:: What to produce ::
Reproduce only the lines from the line containing "What data populates" to the end of the entries below, including both of those lines.

:: Entries supplied ::
*-*-*

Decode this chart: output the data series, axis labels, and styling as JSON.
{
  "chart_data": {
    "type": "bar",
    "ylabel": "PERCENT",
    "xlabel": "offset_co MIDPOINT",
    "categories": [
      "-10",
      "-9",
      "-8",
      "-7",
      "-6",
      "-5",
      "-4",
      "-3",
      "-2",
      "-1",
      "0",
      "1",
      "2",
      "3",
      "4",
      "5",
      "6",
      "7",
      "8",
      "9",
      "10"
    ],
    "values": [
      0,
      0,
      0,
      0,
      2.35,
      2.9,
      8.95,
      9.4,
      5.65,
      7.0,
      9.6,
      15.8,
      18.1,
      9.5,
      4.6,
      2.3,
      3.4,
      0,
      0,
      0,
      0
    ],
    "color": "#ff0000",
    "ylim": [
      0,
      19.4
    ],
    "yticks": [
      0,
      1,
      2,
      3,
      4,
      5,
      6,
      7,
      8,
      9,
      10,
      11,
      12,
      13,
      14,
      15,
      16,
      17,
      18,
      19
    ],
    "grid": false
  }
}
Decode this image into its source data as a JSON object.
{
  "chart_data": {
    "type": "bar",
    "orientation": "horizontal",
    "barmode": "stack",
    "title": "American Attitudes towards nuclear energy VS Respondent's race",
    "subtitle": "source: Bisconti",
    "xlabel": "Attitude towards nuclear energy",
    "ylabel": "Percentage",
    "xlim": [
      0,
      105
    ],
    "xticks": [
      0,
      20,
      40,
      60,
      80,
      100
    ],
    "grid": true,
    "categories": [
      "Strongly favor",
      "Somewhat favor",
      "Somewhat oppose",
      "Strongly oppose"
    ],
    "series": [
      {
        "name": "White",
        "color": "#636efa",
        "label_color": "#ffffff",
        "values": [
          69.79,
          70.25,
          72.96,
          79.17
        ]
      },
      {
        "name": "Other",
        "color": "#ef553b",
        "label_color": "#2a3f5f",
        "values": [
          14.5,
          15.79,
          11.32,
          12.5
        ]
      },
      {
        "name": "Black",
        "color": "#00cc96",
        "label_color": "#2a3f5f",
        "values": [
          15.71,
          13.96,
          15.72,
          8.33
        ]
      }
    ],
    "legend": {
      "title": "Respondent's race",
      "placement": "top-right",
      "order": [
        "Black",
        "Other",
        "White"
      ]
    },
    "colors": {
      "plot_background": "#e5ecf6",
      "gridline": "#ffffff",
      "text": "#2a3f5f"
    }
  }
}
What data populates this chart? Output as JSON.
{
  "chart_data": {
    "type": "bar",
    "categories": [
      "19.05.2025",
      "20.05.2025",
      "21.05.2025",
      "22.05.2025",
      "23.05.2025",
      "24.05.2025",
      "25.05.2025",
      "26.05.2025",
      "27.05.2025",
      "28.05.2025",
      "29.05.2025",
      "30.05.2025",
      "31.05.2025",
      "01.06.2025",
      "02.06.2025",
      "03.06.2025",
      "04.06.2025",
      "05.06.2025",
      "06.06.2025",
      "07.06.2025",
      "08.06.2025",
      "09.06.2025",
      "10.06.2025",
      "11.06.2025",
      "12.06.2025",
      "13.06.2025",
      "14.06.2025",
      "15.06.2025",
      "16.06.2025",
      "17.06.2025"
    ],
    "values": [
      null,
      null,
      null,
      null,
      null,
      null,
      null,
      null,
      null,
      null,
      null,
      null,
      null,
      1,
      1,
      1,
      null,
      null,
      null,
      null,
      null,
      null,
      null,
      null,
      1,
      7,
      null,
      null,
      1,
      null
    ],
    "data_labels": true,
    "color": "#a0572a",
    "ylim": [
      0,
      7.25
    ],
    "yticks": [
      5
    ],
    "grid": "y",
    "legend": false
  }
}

*-*-*

:: Expected answer ::
What data populates this chart? Output as JSON.
{
  "chart_data": {
    "type": "bar",
    "categories": [
      "19.05.2025",
      "20.05.2025",
      "21.05.2025",
      "22.05.2025",
      "23.05.2025",
      "24.05.2025",
      "25.05.2025",
      "26.05.2025",
      "27.05.2025",
      "28.05.2025",
      "29.05.2025",
      "30.05.2025",
      "31.05.2025",
      "01.06.2025",
      "02.06.2025",
      "03.06.2025",
      "04.06.2025",
      "05.06.2025",
      "06.06.2025",
      "07.06.2025",
      "08.06.2025",
      "09.06.2025",
      "10.06.2025",
      "11.06.2025",
      "12.06.2025",
      "13.06.2025",
      "14.06.2025",
      "15.06.2025",
      "16.06.2025",
      "17.06.2025"
    ],
    "values": [
      null,
      null,
      null,
      null,
      null,
      null,
      null,
      null,
      null,
      null,
      null,
      null,
      null,
      1,
      1,
      1,
      null,
      null,
      null,
      null,
      null,
      null,
      null,
      null,
      1,
      7,
      null,
      null,
      1,
      null
    ],
    "data_labels": true,
    "color": "#a0572a",
    "ylim": [
      0,
      7.25
    ],
    "yticks": [
      5
    ],
    "grid": "y",
    "legend": false
  }
}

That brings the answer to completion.